## [YOUR OBJECTIVE]
Count how many lines mention the word "Institut". Write that number alone.

>> START

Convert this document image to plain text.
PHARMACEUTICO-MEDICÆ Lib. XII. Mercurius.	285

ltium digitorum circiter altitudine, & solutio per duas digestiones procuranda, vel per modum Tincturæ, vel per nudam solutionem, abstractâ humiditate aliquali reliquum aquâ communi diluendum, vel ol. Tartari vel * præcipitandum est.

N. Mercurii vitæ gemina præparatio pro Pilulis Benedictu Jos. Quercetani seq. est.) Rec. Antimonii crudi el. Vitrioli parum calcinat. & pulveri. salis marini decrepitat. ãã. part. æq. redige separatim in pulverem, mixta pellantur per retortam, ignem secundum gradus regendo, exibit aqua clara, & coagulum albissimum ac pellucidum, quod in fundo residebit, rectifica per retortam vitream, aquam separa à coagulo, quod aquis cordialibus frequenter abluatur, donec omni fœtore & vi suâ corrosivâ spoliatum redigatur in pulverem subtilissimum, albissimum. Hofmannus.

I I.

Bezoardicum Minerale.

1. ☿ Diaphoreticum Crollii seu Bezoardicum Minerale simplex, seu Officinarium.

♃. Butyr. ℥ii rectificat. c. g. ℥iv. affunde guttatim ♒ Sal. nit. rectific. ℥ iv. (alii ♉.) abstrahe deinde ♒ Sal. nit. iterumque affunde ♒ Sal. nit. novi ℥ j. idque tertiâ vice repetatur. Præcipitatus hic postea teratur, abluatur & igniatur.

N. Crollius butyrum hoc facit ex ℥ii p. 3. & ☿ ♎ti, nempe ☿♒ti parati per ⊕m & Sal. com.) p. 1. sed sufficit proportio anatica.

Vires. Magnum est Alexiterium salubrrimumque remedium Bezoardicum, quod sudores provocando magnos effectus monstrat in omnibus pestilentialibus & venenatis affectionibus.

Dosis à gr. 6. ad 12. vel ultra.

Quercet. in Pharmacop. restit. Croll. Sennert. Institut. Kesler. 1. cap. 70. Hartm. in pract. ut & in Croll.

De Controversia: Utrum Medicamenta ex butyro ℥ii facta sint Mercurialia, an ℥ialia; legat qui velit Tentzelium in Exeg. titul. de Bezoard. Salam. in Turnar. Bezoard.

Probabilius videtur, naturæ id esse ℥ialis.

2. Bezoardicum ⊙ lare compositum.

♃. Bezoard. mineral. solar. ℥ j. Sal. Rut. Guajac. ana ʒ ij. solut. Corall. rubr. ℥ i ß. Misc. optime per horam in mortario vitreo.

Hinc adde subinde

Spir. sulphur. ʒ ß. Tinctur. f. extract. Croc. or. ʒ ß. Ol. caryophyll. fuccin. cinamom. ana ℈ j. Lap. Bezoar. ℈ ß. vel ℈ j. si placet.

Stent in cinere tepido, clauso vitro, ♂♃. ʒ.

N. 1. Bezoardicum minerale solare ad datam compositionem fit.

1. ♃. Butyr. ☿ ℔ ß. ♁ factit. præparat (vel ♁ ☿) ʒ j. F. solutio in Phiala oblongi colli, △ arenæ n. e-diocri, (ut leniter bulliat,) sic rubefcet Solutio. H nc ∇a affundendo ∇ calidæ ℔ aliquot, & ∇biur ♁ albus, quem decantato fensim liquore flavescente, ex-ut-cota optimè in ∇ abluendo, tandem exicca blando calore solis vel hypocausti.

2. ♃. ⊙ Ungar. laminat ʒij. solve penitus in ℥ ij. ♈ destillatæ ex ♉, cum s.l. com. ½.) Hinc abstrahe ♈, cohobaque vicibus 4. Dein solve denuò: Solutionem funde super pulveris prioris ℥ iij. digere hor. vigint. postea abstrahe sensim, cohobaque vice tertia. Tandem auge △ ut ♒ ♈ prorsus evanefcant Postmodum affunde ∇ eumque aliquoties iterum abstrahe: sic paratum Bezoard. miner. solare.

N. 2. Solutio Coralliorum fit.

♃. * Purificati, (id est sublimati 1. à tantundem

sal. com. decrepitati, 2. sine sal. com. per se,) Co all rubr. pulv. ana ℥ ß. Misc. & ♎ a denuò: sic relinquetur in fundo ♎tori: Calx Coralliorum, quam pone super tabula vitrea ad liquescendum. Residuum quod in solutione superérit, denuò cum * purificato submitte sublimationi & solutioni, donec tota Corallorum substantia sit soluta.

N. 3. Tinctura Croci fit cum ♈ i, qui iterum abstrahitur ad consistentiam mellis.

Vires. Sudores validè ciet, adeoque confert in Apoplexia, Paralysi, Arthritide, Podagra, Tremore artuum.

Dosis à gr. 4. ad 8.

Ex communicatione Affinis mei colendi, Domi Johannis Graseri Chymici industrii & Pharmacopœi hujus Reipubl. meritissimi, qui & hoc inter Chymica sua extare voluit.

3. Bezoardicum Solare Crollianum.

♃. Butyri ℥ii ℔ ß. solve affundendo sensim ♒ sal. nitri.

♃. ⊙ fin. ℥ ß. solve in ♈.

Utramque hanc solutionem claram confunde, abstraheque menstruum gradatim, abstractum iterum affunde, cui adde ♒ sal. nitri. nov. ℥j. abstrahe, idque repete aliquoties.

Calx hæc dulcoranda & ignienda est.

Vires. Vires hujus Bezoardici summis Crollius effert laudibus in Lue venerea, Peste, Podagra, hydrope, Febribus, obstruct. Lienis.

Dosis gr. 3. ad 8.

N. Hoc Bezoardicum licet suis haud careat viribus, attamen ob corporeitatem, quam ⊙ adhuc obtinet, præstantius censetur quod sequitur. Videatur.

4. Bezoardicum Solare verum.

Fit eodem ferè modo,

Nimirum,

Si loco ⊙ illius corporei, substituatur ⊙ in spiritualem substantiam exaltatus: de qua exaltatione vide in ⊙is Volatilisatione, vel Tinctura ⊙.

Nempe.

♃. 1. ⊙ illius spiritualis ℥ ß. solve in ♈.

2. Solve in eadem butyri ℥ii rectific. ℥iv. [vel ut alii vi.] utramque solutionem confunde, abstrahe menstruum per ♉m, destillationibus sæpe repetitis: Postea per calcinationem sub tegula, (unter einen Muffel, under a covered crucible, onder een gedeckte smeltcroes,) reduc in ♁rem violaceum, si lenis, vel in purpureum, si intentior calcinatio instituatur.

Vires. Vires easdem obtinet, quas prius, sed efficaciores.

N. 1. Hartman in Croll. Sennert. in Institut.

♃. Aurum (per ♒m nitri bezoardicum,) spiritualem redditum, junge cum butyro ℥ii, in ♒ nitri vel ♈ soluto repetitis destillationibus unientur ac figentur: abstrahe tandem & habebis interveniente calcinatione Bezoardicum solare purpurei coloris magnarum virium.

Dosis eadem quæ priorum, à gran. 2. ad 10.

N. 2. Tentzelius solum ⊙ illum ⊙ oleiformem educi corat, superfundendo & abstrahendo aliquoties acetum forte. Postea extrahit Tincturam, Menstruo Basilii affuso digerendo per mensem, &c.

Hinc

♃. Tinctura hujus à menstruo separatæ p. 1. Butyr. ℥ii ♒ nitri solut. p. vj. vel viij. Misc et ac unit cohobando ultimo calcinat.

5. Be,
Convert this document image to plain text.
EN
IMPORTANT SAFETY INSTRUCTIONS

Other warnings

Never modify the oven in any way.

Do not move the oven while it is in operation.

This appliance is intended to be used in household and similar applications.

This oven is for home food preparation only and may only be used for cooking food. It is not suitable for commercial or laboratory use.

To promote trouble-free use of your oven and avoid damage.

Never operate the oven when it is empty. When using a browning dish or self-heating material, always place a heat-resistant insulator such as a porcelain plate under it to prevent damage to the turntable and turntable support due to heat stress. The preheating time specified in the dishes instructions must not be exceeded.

>> END

## [RESPONSE FOR THIS EXERCISE]
2